Records for the task |
(begin)

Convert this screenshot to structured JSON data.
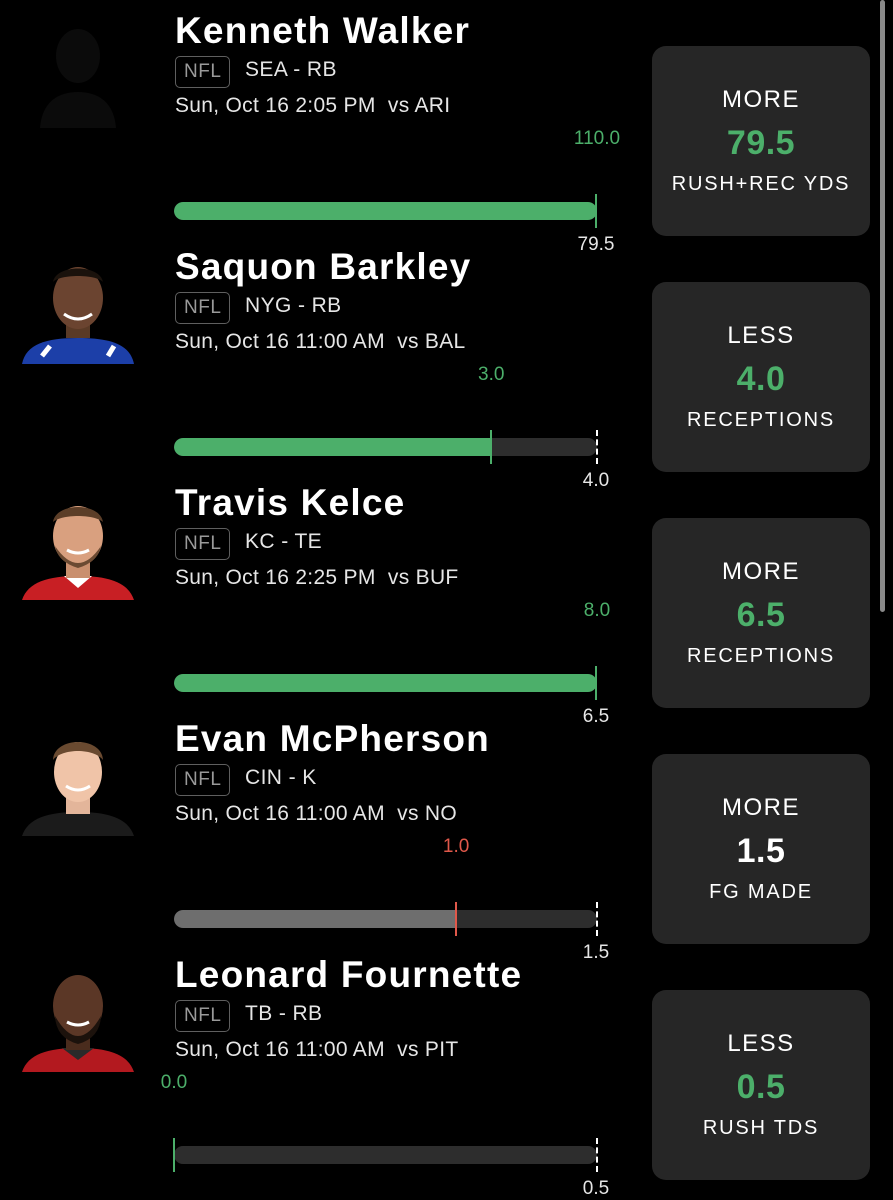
{
  "colors": {
    "win": "#4caf6a",
    "loss": "#e0584a",
    "neutral_fill": "#6e6e6e",
    "track": "#2d2d2d",
    "card": "#262626"
  },
  "picks": [
    {
      "name": "Kenneth Walker",
      "league": "NFL",
      "team_pos": "SEA - RB",
      "game": "Sun, Oct 16 2:05 PM  vs ARI",
      "avatar": "silhouette-avatar",
      "actual": "110.0",
      "actual_value": 110.0,
      "line": "79.5",
      "line_value": 79.5,
      "progress": 1.0,
      "fill_state": "win",
      "label_state": "win",
      "line_dashed": false,
      "direction": "MORE",
      "stat": "RUSH+REC YDS",
      "value_state": "win"
    },
    {
      "name": "Saquon Barkley",
      "league": "NFL",
      "team_pos": "NYG - RB",
      "game": "Sun, Oct 16 11:00 AM  vs BAL",
      "avatar": "player-headshot",
      "actual": "3.0",
      "actual_value": 3.0,
      "line": "4.0",
      "line_value": 4.0,
      "progress": 0.75,
      "fill_state": "win",
      "label_state": "win",
      "line_dashed": true,
      "direction": "LESS",
      "stat": "RECEPTIONS",
      "value_state": "win"
    },
    {
      "name": "Travis Kelce",
      "league": "NFL",
      "team_pos": "KC - TE",
      "game": "Sun, Oct 16 2:25 PM  vs BUF",
      "avatar": "player-headshot",
      "actual": "8.0",
      "actual_value": 8.0,
      "line": "6.5",
      "line_value": 6.5,
      "progress": 1.0,
      "fill_state": "win",
      "label_state": "win",
      "line_dashed": false,
      "direction": "MORE",
      "stat": "RECEPTIONS",
      "value_state": "win"
    },
    {
      "name": "Evan McPherson",
      "league": "NFL",
      "team_pos": "CIN - K",
      "game": "Sun, Oct 16 11:00 AM  vs NO",
      "avatar": "player-headshot",
      "actual": "1.0",
      "actual_value": 1.0,
      "line": "1.5",
      "line_value": 1.5,
      "progress": 0.667,
      "fill_state": "neutral",
      "label_state": "loss",
      "line_dashed": true,
      "direction": "MORE",
      "stat": "FG MADE",
      "value_state": "neutral"
    },
    {
      "name": "Leonard Fournette",
      "league": "NFL",
      "team_pos": "TB - RB",
      "game": "Sun, Oct 16 11:00 AM  vs PIT",
      "avatar": "player-headshot",
      "actual": "0.0",
      "actual_value": 0.0,
      "line": "0.5",
      "line_value": 0.5,
      "progress": 0.0,
      "fill_state": "win",
      "label_state": "win",
      "line_dashed": true,
      "direction": "LESS",
      "stat": "RUSH TDS",
      "value_state": "win"
    }
  ]
}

(end)

Problem requirements | Print every record above exactly as written, leaving out the pictures.

The solution |
Convert this screenshot to structured JSON data.
{
  "colors": {
    "win": "#4caf6a",
    "loss": "#e0584a",
    "neutral_fill": "#6e6e6e",
    "track": "#2d2d2d",
    "card": "#262626"
  },
  "picks": [
    {
      "name": "Kenneth Walker",
      "league": "NFL",
      "team_pos": "SEA - RB",
      "game": "Sun, Oct 16 2:05 PM  vs ARI",
      "avatar": "silhouette-avatar",
      "actual": "110.0",
      "actual_value": 110.0,
      "line": "79.5",
      "line_value": 79.5,
      "progress": 1.0,
      "fill_state": "win",
      "label_state": "win",
      "line_dashed": false,
      "direction": "MORE",
      "stat": "RUSH+REC YDS",
      "value_state": "win"
    },
    {
      "name": "Saquon Barkley",
      "league": "NFL",
      "team_pos": "NYG - RB",
      "game": "Sun, Oct 16 11:00 AM  vs BAL",
      "avatar": "player-headshot",
      "actual": "3.0",
      "actual_value": 3.0,
      "line": "4.0",
      "line_value": 4.0,
      "progress": 0.75,
      "fill_state": "win",
      "label_state": "win",
      "line_dashed": true,
      "direction": "LESS",
      "stat": "RECEPTIONS",
      "value_state": "win"
    },
    {
      "name": "Travis Kelce",
      "league": "NFL",
      "team_pos": "KC - TE",
      "game": "Sun, Oct 16 2:25 PM  vs BUF",
      "avatar": "player-headshot",
      "actual": "8.0",
      "actual_value": 8.0,
      "line": "6.5",
      "line_value": 6.5,
      "progress": 1.0,
      "fill_state": "win",
      "label_state": "win",
      "line_dashed": false,
      "direction": "MORE",
      "stat": "RECEPTIONS",
      "value_state": "win"
    },
    {
      "name": "Evan McPherson",
      "league": "NFL",
      "team_pos": "CIN - K",
      "game": "Sun, Oct 16 11:00 AM  vs NO",
      "avatar": "player-headshot",
      "actual": "1.0",
      "actual_value": 1.0,
      "line": "1.5",
      "line_value": 1.5,
      "progress": 0.667,
      "fill_state": "neutral",
      "label_state": "loss",
      "line_dashed": true,
      "direction": "MORE",
      "stat": "FG MADE",
      "value_state": "neutral"
    },
    {
      "name": "Leonard Fournette",
      "league": "NFL",
      "team_pos": "TB - RB",
      "game": "Sun, Oct 16 11:00 AM  vs PIT",
      "avatar": "player-headshot",
      "actual": "0.0",
      "actual_value": 0.0,
      "line": "0.5",
      "line_value": 0.5,
      "progress": 0.0,
      "fill_state": "win",
      "label_state": "win",
      "line_dashed": true,
      "direction": "LESS",
      "stat": "RUSH TDS",
      "value_state": "win"
    }
  ]
}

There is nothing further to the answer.